Goal —
Omit images. Retype all entries verbatim.

Extracted records —

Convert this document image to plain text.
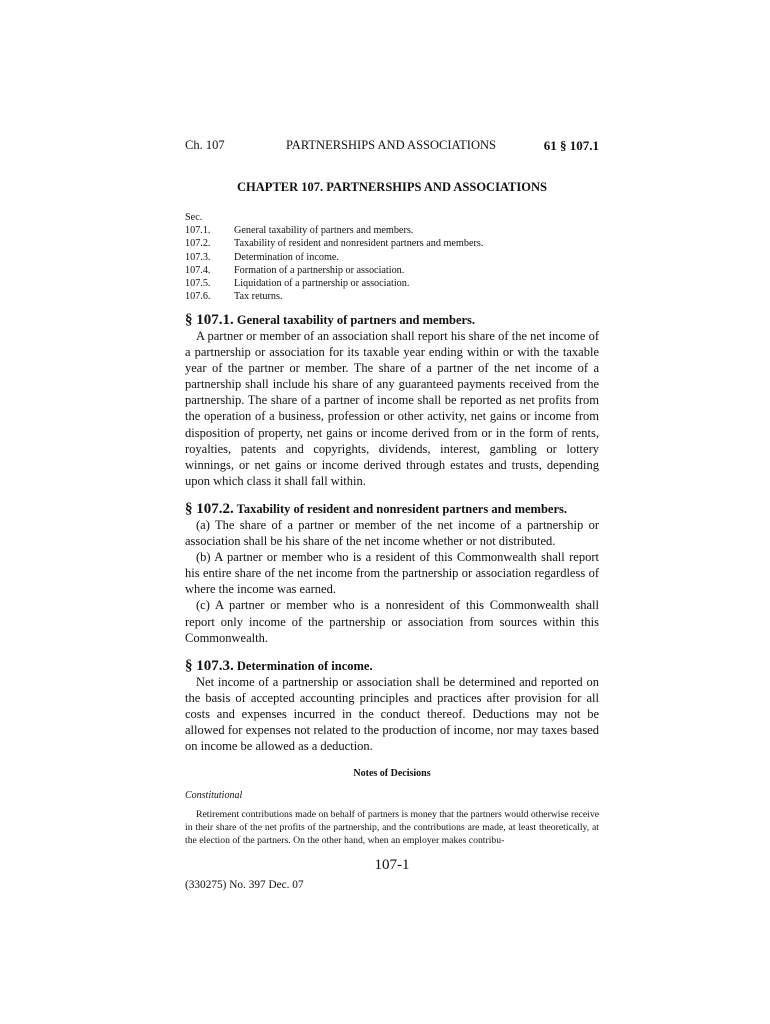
Ch. 107	PARTNERSHIPS AND ASSOCIATIONS	61 § 107.1
CHAPTER 107. PARTNERSHIPS AND ASSOCIATIONS
Sec.
107.1.	General taxability of partners and members.
107.2.	Taxability of resident and nonresident partners and members.
107.3.	Determination of income.
107.4.	Formation of a partnership or association.
107.5.	Liquidation of a partnership or association.
107.6.	Tax returns.
§ 107.1. General taxability of partners and members.

A partner or member of an association shall report his share of the net income of a partnership or association for its taxable year ending within or with the taxable year of the partner or member. The share of a partner of the net income of a partnership shall include his share of any guaranteed payments received from the partnership. The share of a partner of income shall be reported as net profits from the operation of a business, profession or other activity, net gains or income from disposition of property, net gains or income derived from or in the form of rents, royalties, patents and copyrights, dividends, interest, gambling or lottery winnings, or net gains or income derived through estates and trusts, depending upon which class it shall fall within.

§ 107.2. Taxability of resident and nonresident partners and members.

(a) The share of a partner or member of the net income of a partnership or association shall be his share of the net income whether or not distributed.

(b) A partner or member who is a resident of this Commonwealth shall report his entire share of the net income from the partnership or association regardless of where the income was earned.

(c) A partner or member who is a nonresident of this Commonwealth shall report only income of the partnership or association from sources within this Commonwealth.

§ 107.3. Determination of income.

Net income of a partnership or association shall be determined and reported on the basis of accepted accounting principles and practices after provision for all costs and expenses incurred in the conduct thereof. Deductions may not be allowed for expenses not related to the production of income, nor may taxes based on income be allowed as a deduction.

Notes of Decisions
Constitutional

Retirement contributions made on behalf of partners is money that the partners would otherwise receive in their share of the net profits of the partnership, and the contributions are made, at least theoretically, at the election of the partners. On the other hand, when an employer makes contribu-

107-1
(330275) No. 397 Dec. 07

Output below —
Convert this document image to plain text.
Ch. 107	PARTNERSHIPS AND ASSOCIATIONS	61 § 107.1
CHAPTER 107. PARTNERSHIPS AND ASSOCIATIONS
Sec.
107.1.	General taxability of partners and members.
107.2.	Taxability of resident and nonresident partners and members.
107.3.	Determination of income.
107.4.	Formation of a partnership or association.
107.5.	Liquidation of a partnership or association.
107.6.	Tax returns.
§ 107.1. General taxability of partners and members.

A partner or member of an association shall report his share of the net income of a partnership or association for its taxable year ending within or with the taxable year of the partner or member. The share of a partner of the net income of a partnership shall include his share of any guaranteed payments received from the partnership. The share of a partner of income shall be reported as net profits from the operation of a business, profession or other activity, net gains or income from disposition of property, net gains or income derived from or in the form of rents, royalties, patents and copyrights, dividends, interest, gambling or lottery winnings, or net gains or income derived through estates and trusts, depending upon which class it shall fall within.

§ 107.2. Taxability of resident and nonresident partners and members.

(a) The share of a partner or member of the net income of a partnership or association shall be his share of the net income whether or not distributed.

(b) A partner or member who is a resident of this Commonwealth shall report his entire share of the net income from the partnership or association regardless of where the income was earned.

(c) A partner or member who is a nonresident of this Commonwealth shall report only income of the partnership or association from sources within this Commonwealth.

§ 107.3. Determination of income.

Net income of a partnership or association shall be determined and reported on the basis of accepted accounting principles and practices after provision for all costs and expenses incurred in the conduct thereof. Deductions may not be allowed for expenses not related to the production of income, nor may taxes based on income be allowed as a deduction.

Notes of Decisions
Constitutional

Retirement contributions made on behalf of partners is money that the partners would otherwise receive in their share of the net profits of the partnership, and the contributions are made, at least theoretically, at the election of the partners. On the other hand, when an employer makes contribu-

107-1
(330275) No. 397 Dec. 07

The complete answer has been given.